◆ **SHORT TASK**
Wherever "Club" appears in a line, copy that line.

◆ **GIVEN RECORDS**
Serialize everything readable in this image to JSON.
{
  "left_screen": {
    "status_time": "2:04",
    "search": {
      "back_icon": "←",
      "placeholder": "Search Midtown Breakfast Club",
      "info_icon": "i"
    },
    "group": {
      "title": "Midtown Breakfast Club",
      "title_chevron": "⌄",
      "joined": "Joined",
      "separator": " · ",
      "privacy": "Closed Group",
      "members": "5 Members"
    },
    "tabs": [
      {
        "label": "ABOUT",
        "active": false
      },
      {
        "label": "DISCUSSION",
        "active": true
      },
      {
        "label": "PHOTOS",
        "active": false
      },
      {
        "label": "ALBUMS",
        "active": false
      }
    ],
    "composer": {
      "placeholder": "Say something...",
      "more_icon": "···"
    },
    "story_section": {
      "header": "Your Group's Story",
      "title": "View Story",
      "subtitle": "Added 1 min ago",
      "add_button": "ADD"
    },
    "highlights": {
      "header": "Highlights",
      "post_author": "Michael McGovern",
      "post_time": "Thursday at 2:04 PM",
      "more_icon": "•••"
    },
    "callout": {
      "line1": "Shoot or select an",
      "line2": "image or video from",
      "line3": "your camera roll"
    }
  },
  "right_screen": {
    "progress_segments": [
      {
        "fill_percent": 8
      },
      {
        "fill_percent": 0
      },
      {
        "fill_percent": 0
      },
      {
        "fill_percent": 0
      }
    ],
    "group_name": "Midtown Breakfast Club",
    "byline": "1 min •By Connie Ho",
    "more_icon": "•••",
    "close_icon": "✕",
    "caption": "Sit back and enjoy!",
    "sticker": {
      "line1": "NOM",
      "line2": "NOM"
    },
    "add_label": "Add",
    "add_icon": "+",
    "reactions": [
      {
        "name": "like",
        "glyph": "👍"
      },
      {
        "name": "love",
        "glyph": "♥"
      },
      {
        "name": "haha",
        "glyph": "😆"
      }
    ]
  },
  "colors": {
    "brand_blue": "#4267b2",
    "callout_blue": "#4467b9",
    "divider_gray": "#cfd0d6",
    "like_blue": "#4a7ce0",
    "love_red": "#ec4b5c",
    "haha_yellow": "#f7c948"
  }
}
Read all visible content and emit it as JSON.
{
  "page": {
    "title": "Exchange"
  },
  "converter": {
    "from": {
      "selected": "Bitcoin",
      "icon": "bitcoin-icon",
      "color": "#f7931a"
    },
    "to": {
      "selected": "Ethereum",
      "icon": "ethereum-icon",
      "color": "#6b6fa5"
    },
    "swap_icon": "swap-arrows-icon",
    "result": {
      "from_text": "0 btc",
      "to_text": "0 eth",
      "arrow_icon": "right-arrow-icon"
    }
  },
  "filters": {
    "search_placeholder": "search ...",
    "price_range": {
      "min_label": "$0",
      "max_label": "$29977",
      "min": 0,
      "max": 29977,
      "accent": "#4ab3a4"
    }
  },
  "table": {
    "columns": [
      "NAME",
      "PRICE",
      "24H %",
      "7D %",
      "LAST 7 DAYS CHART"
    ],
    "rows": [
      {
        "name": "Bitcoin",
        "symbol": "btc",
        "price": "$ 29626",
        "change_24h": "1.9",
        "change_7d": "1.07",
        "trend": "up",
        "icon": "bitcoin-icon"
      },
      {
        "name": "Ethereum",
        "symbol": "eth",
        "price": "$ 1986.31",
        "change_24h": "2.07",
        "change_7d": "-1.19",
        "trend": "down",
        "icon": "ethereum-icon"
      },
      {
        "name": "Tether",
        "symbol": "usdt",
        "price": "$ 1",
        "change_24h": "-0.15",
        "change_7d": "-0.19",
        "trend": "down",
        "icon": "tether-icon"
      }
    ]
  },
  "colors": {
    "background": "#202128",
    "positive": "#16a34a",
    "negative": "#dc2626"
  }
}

◆ **IN RESPONSE**
      "placeholder": "Search Midtown Breakfast Club",
      "title": "Midtown Breakfast Club",
    "group_name": "Midtown Breakfast Club",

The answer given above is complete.